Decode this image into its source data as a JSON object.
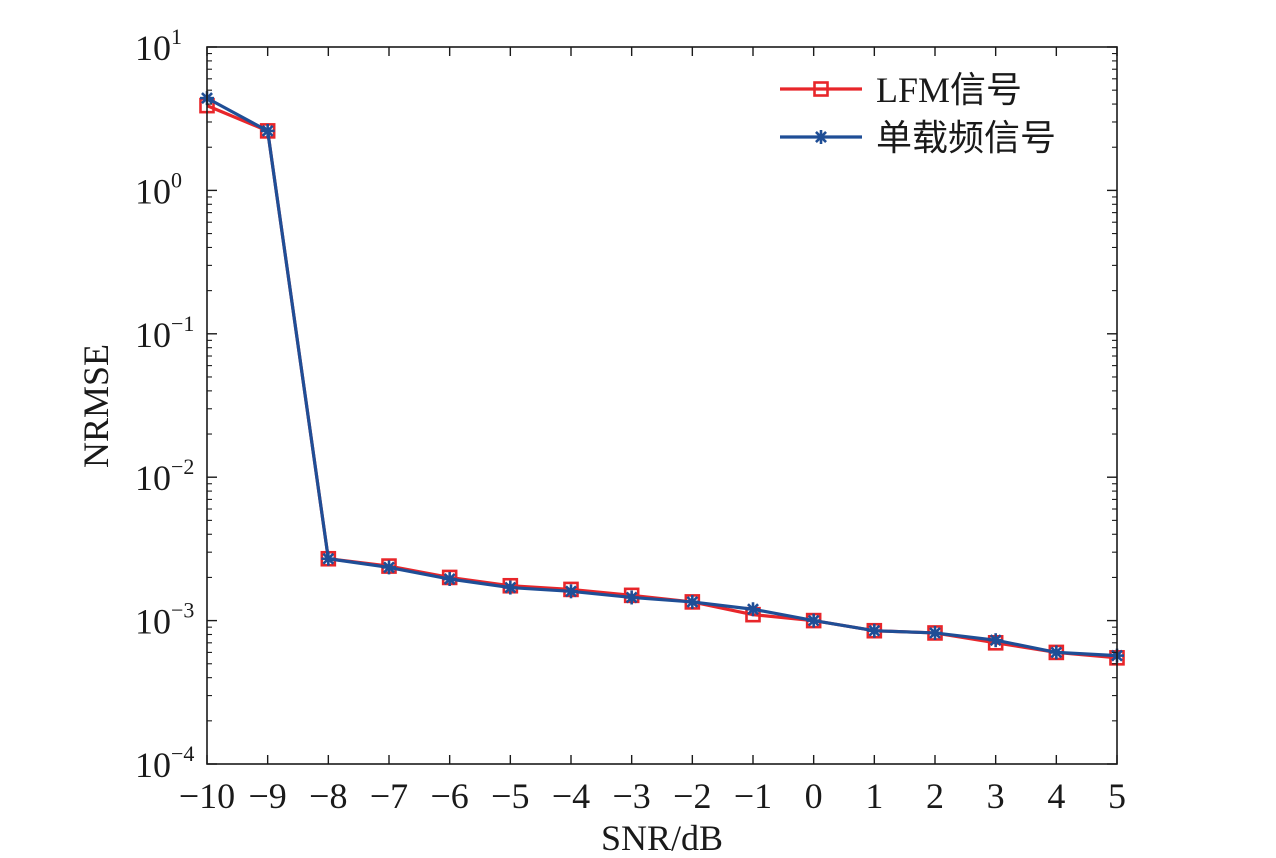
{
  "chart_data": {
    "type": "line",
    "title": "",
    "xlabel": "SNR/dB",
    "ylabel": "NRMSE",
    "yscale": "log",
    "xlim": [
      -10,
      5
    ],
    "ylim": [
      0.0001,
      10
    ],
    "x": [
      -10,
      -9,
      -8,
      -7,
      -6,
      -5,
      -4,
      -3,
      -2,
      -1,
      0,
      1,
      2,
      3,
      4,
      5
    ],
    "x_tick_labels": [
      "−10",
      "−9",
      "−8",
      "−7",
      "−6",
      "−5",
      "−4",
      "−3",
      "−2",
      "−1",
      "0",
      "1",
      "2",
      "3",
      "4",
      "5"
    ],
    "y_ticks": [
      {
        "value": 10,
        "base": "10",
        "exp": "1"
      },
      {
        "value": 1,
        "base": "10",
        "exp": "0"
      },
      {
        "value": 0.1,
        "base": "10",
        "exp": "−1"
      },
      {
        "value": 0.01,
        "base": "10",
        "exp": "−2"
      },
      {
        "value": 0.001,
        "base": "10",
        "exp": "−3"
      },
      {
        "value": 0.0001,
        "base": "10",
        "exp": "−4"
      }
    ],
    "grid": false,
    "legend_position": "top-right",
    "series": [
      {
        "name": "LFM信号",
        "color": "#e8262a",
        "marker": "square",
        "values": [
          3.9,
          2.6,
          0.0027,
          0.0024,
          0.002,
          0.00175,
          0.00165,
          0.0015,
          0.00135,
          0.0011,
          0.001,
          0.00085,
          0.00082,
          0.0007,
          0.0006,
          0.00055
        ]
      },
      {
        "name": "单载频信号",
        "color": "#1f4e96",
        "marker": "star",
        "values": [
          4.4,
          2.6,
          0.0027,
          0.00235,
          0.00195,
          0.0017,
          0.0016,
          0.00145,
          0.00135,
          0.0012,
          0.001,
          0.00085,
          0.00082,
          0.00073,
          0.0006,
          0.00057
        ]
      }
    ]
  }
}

• • • •

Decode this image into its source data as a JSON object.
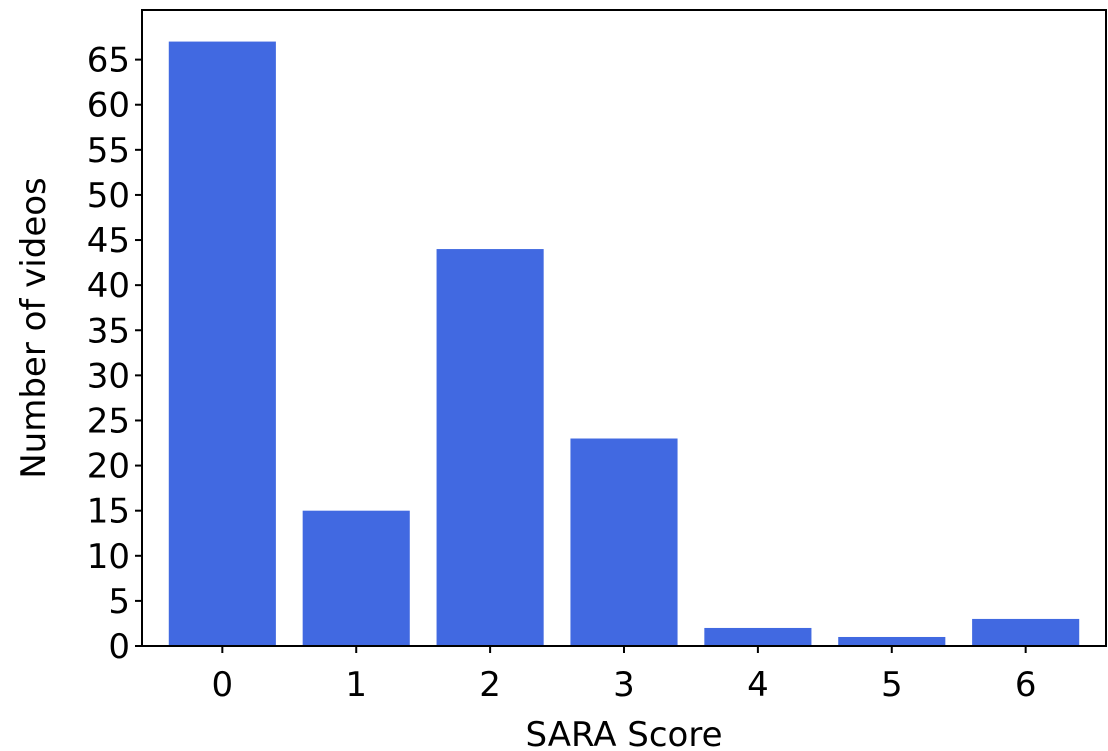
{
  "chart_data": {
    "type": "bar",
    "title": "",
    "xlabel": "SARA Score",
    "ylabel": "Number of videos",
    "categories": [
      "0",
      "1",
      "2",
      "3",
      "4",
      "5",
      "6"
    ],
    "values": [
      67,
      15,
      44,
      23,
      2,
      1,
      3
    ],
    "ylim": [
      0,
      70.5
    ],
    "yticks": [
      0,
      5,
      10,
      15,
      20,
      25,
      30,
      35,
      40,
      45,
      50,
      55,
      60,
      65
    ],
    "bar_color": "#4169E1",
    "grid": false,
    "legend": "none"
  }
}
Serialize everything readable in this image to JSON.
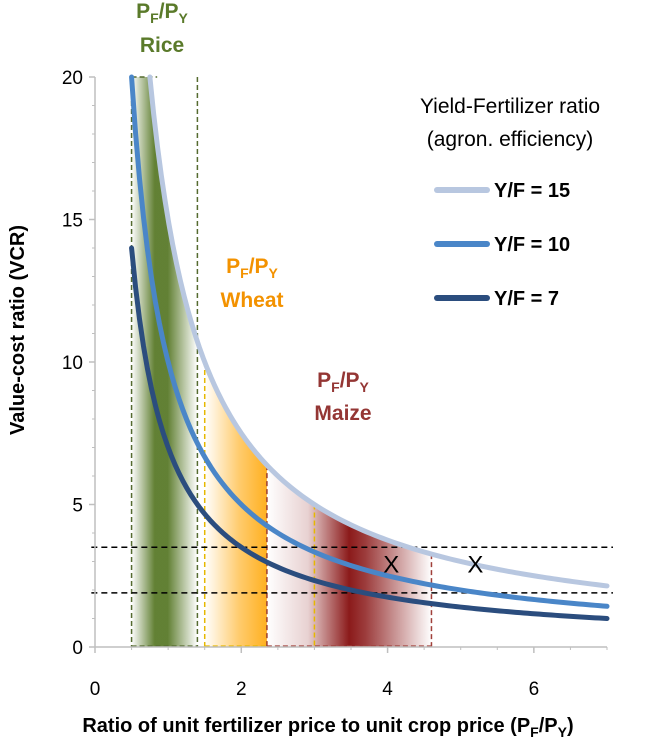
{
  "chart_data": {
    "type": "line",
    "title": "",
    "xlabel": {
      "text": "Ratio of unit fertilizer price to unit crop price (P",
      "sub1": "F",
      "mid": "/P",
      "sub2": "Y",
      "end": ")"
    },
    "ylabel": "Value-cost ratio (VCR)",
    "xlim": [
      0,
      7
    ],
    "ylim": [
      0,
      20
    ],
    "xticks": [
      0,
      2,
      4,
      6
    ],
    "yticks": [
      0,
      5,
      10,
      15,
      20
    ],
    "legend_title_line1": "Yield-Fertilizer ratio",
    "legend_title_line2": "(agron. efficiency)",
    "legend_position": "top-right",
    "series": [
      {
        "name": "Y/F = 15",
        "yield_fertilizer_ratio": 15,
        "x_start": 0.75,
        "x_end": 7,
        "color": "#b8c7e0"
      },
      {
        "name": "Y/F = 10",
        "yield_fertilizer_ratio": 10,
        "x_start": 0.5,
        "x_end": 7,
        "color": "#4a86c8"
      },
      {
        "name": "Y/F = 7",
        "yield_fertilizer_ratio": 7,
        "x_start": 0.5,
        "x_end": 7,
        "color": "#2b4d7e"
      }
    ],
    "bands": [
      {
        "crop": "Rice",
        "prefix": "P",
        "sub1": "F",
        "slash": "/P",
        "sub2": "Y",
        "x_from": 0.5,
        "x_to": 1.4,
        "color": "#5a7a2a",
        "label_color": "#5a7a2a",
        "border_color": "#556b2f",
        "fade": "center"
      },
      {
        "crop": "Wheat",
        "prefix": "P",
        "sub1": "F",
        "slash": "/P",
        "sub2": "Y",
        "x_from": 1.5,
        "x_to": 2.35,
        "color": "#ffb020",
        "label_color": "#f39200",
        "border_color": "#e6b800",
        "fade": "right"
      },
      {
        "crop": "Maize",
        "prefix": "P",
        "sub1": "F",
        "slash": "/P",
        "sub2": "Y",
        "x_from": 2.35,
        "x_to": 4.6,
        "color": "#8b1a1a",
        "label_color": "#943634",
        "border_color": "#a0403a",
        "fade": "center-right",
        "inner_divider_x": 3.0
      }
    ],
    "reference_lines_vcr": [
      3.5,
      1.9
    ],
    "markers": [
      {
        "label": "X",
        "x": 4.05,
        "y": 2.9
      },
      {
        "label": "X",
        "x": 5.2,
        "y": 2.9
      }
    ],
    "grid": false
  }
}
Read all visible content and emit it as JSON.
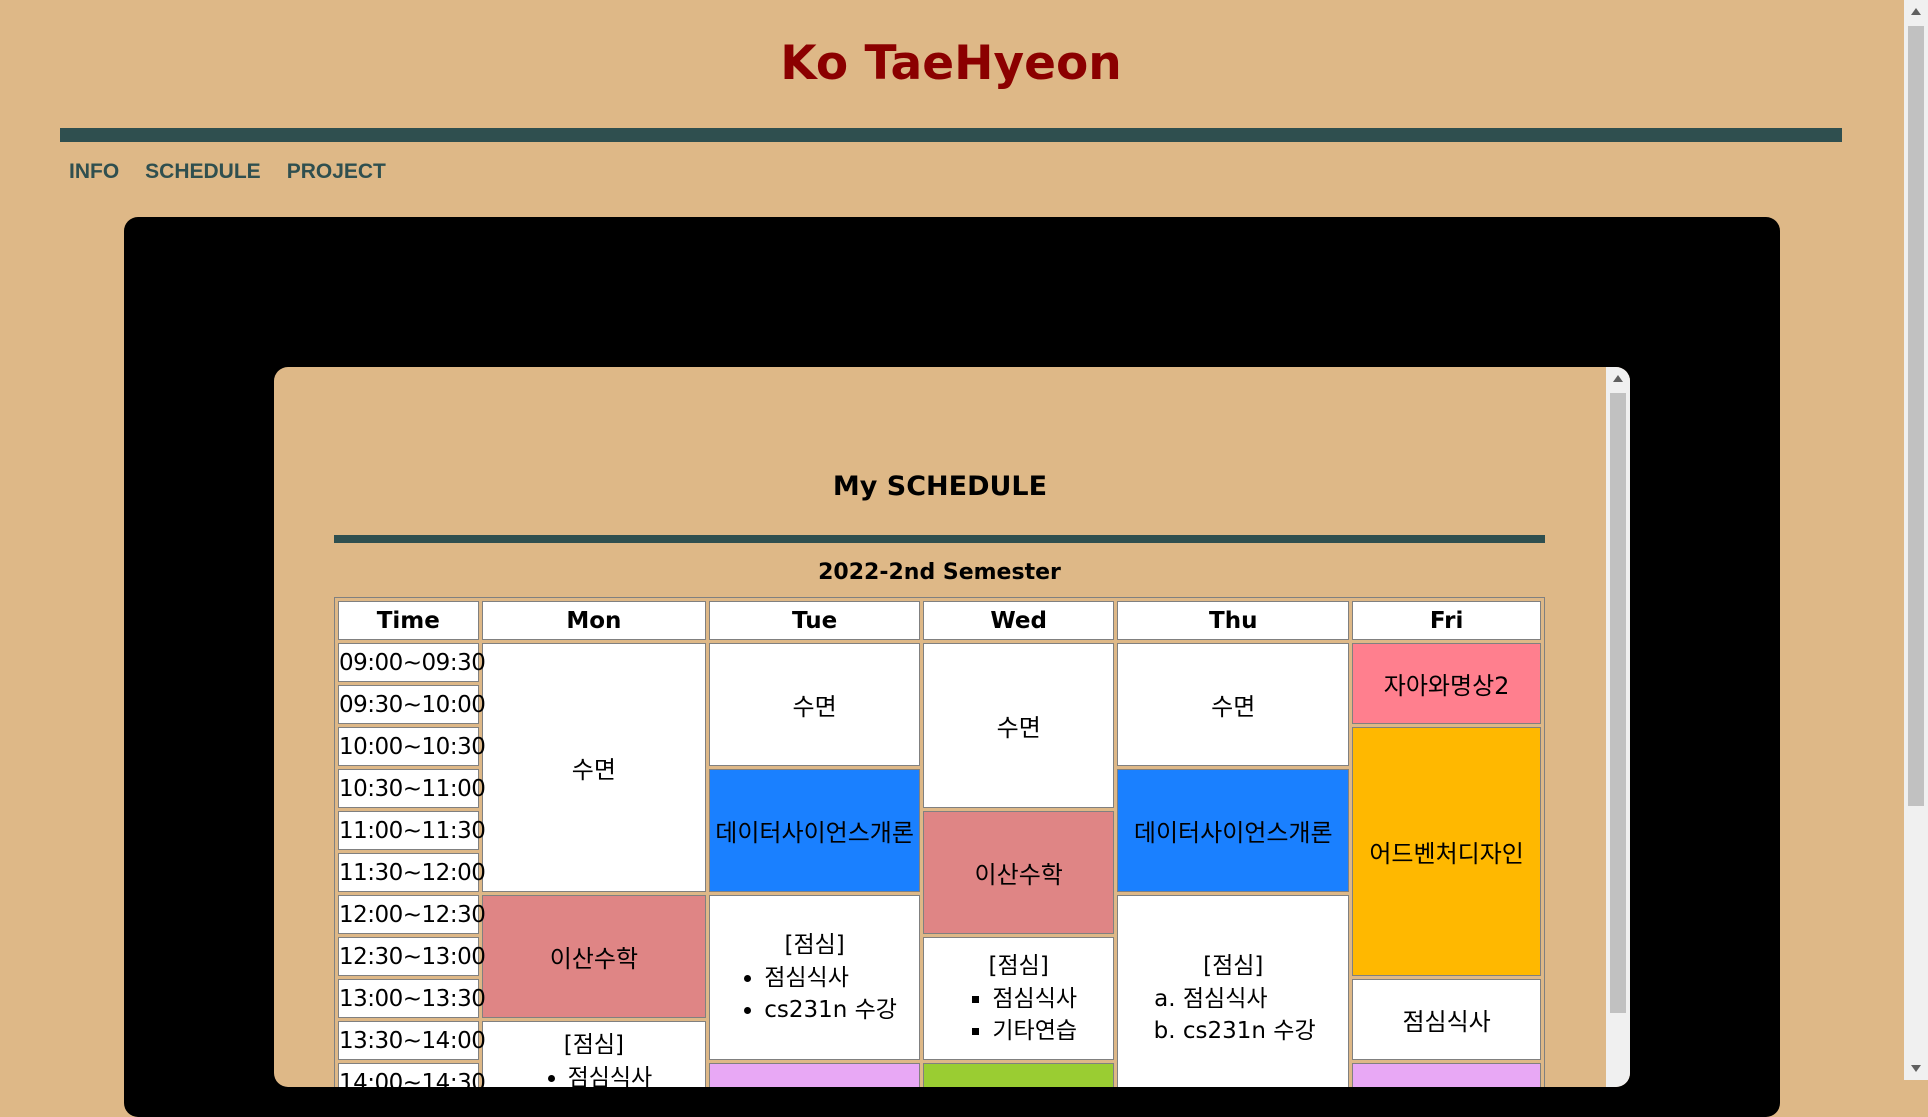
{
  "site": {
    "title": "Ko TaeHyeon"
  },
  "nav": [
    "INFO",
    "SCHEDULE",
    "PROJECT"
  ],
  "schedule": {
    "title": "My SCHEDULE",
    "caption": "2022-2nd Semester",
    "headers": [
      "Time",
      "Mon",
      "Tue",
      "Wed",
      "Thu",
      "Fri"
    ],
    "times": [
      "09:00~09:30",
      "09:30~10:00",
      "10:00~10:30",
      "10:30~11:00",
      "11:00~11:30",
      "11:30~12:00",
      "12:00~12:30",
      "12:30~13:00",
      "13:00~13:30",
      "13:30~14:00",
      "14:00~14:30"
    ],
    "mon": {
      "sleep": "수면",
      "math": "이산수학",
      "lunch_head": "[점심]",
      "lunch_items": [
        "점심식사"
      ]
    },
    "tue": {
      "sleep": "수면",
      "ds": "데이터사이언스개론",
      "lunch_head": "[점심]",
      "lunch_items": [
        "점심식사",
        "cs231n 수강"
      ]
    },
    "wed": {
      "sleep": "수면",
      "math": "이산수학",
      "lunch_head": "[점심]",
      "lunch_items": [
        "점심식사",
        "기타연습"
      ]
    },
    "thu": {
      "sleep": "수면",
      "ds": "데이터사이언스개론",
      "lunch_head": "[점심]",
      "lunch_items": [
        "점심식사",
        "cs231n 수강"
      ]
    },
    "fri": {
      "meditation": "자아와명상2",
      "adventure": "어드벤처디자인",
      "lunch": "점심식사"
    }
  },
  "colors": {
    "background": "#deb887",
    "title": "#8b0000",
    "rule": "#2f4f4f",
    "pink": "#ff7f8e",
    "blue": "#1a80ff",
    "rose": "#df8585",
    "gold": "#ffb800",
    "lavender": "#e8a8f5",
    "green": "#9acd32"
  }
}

• • • •

WHAT TO DO — Gather up the lines that contain the word "ylabel".

FULL OUTPUT —
    "ylabel": "NRMSE",
    "ylabel": "Number of videos",
    "ylabel": "Value-cost ratio (VCR)",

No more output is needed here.